What to produce » Search the material for the string "Scene", then return every line where it is found.

** BEGIN The records **

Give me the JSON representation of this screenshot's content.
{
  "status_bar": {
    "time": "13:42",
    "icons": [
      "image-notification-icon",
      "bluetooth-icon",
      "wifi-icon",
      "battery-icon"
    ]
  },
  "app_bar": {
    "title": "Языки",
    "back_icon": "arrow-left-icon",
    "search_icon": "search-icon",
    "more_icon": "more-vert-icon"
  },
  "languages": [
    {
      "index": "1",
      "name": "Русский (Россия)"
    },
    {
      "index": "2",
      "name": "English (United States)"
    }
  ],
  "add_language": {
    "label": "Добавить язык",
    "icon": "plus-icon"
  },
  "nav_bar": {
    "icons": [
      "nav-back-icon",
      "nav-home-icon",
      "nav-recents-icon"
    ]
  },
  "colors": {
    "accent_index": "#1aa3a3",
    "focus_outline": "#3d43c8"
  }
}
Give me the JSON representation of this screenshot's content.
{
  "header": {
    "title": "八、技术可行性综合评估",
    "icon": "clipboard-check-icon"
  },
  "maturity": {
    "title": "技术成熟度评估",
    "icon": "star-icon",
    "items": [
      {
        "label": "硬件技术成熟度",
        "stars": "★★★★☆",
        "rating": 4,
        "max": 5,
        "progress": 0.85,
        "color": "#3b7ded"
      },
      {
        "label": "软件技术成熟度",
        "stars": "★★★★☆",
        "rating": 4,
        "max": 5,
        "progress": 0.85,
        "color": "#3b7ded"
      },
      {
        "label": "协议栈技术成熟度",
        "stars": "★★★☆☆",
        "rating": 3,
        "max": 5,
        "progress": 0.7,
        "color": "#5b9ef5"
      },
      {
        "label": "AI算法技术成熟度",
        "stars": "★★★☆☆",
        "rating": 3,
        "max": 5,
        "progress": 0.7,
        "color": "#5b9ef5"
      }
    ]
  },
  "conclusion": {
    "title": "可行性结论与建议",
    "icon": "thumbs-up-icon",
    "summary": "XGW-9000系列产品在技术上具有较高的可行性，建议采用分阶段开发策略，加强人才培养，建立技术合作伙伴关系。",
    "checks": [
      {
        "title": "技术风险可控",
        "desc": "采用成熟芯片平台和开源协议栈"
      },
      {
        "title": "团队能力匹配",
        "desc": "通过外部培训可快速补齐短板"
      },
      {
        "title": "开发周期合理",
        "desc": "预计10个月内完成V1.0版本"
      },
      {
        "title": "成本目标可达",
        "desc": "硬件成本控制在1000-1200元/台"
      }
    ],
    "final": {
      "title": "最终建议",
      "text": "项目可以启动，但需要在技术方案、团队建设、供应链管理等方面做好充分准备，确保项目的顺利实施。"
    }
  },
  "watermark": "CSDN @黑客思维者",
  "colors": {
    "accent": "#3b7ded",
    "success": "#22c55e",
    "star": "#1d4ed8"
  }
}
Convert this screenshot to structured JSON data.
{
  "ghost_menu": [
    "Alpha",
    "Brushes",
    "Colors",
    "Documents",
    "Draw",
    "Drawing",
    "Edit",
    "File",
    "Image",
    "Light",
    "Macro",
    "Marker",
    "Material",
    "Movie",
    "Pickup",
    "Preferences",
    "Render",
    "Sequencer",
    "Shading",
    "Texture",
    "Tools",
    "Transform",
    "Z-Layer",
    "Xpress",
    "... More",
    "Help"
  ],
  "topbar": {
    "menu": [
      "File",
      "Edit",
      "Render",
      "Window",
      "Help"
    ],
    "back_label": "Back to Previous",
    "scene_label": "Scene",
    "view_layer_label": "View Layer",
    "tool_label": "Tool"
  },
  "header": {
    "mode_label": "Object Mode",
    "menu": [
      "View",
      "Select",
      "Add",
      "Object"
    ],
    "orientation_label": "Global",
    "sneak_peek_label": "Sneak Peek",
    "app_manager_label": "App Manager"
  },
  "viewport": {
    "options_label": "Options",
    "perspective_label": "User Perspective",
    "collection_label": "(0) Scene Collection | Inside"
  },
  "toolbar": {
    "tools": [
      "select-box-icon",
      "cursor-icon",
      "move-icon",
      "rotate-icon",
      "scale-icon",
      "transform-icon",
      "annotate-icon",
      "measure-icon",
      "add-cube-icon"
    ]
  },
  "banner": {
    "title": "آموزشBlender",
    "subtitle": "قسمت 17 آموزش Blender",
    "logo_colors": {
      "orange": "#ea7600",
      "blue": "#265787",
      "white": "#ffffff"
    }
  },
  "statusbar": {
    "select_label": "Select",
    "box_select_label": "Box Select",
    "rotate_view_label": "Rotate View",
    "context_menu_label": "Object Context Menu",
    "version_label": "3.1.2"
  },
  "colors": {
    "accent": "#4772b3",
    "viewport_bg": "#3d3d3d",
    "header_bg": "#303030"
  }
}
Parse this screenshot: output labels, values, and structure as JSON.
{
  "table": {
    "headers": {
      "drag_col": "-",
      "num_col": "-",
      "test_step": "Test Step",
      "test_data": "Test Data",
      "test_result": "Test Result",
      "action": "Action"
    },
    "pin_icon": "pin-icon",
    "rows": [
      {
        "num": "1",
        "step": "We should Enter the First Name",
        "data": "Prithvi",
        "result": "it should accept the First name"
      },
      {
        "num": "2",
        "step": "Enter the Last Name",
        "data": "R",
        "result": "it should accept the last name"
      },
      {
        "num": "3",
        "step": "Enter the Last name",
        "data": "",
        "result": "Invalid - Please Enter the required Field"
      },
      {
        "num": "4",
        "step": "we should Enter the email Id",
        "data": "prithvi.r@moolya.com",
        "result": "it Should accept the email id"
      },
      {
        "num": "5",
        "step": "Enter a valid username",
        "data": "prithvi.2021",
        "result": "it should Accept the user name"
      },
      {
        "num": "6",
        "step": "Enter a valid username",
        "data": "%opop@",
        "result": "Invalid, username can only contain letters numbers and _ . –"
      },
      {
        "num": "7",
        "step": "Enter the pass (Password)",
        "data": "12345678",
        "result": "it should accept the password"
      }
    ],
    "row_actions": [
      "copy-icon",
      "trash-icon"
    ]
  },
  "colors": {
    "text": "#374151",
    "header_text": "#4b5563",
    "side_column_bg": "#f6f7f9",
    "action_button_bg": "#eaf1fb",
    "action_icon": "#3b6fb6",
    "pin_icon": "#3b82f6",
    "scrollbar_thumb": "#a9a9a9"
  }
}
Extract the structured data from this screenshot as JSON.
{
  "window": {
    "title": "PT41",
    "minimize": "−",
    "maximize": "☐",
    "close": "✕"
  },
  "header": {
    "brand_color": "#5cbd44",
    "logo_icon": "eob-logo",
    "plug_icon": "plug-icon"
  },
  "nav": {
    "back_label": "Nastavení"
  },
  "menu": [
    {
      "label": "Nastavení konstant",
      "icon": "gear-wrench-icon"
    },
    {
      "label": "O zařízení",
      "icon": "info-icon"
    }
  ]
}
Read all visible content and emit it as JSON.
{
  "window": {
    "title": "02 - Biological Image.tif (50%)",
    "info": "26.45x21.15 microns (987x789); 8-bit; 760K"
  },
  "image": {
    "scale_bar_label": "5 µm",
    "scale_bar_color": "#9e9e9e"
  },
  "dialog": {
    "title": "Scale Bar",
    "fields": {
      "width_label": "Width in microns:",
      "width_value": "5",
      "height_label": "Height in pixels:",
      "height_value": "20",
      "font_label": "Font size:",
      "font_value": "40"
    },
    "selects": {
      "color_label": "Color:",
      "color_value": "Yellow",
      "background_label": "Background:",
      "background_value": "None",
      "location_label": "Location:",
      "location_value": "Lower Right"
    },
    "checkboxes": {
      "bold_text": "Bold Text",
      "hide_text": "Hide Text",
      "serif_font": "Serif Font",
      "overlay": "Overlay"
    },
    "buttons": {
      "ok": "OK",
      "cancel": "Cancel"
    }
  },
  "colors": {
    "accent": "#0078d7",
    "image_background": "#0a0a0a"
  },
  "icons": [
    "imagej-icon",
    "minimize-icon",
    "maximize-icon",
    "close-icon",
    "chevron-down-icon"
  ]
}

** END The records **

Finished exercise »
    "scene_label": "Scene",
    "collection_label": "(0) Scene Collection | Inside"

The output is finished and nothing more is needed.